→ Written request
From the forum thread on negative energies, copy word for word the passage starting with "One could argue" and going on through "paragraph of #1.".

→ Excerpted passage
▶

One could argue that negative-energy states *are* observed, in the Dirac "hole" interpretation.

Right. This is what I was alluding to in the final paragraph of #1.

17. Jul 18, 2014

Staff: Mentor

Where, if not in the future light cone, would those particles be?

But then you are beyond 1906.

18. Jul 18, 2014

Jilang

19. Jul 18, 2014

Renormalized

Negative frequencies are good

First, in science nothing is proved wrong. It is simply less credible than other possibilities. In this case, the other possibility is Quantum Field Theory. QFT interprets the “negative energies” as negative frequencies. Negative frequencies are required to preserve causality. Without them, causal relationships can occur outside the light cone. (i.e. faster than light communication) Feynman explains this in the 1986 Dirac Memorial Lecture: The lecture is also available from Amazon as a pamphlet.

The Feynman Lectures on Physics, Volume 2, chapter 28 also points out a problem with the quantum mechanical interpretation of an electron. It will have infinite energy. That problem is solved with the renormalization procedure of QFT.

Last edited by a moderator: Sep 25, 2014
20. Jul 18, 2014

bcrowell

Staff Emeritus
In the past light cone, because they have negative energy.

Right.

◀

→ Dataset excerpt
▶

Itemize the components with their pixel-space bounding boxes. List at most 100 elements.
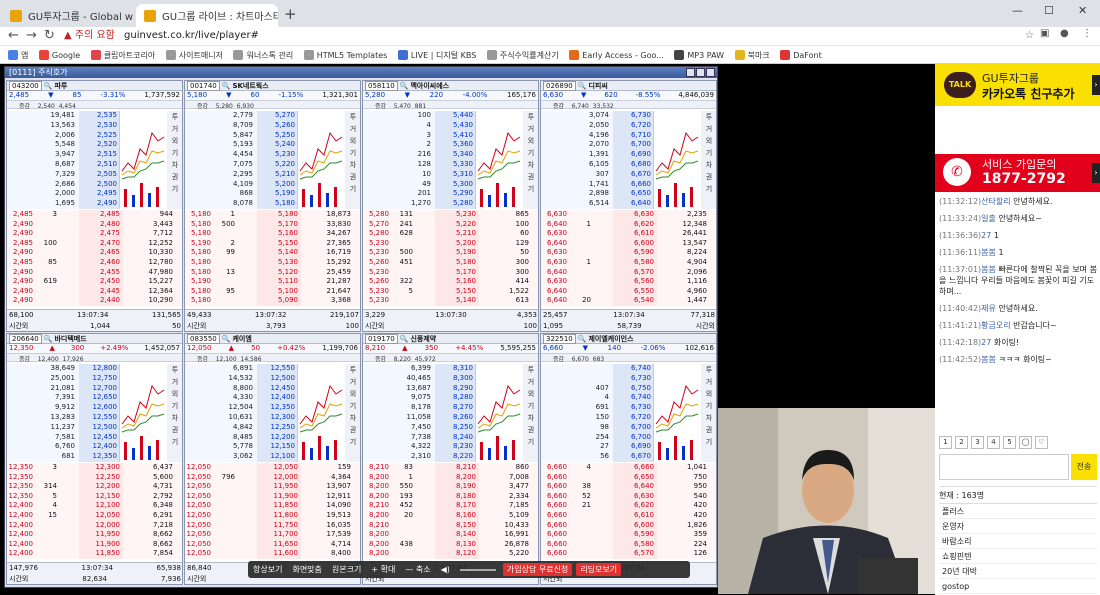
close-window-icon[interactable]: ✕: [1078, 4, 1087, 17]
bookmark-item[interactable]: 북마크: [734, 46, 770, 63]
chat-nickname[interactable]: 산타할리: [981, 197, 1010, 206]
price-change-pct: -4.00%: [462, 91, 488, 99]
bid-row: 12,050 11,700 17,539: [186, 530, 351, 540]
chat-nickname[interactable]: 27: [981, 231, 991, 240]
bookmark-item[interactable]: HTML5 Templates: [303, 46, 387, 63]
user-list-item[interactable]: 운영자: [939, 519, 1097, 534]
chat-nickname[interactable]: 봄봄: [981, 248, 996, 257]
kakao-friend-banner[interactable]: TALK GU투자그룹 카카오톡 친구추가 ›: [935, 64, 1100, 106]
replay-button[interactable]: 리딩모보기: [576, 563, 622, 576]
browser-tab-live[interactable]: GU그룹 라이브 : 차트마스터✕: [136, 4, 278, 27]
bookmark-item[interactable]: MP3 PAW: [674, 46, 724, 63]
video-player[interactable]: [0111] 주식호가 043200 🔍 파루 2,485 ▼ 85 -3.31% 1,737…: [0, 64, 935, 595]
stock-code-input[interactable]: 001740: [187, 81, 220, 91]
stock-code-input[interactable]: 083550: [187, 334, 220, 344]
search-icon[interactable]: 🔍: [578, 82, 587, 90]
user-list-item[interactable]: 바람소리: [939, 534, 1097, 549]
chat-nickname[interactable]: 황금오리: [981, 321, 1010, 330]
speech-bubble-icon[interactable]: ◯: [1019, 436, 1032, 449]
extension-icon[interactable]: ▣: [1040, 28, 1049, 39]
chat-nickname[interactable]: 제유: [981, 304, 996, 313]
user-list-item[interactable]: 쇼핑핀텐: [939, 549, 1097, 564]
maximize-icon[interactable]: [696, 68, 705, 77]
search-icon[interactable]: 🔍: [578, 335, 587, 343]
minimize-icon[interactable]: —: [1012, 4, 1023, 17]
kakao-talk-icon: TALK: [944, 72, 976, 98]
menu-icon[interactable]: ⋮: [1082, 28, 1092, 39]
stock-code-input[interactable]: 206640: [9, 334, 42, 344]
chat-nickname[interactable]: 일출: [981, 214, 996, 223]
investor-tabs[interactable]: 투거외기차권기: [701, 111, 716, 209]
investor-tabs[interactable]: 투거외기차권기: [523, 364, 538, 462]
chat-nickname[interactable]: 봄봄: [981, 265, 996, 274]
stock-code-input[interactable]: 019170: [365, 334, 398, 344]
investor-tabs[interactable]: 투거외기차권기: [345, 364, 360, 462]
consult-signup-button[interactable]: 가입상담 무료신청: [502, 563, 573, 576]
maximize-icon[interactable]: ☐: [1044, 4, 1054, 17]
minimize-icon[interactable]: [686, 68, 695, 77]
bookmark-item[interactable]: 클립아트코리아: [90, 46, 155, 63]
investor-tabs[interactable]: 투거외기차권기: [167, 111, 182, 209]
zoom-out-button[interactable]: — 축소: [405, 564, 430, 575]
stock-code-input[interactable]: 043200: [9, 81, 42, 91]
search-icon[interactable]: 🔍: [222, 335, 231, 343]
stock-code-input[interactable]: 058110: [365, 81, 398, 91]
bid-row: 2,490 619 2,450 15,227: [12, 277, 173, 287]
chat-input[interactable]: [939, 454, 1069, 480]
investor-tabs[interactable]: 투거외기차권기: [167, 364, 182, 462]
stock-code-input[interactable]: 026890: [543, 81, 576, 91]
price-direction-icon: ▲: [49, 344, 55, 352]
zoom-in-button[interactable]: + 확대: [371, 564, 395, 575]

◀

→ Response for this exercise
One could argue that negative-energy states *are* observed, in the Dirac "hole" interpretation.

Right. This is what I was alluding to in the final paragraph of #1.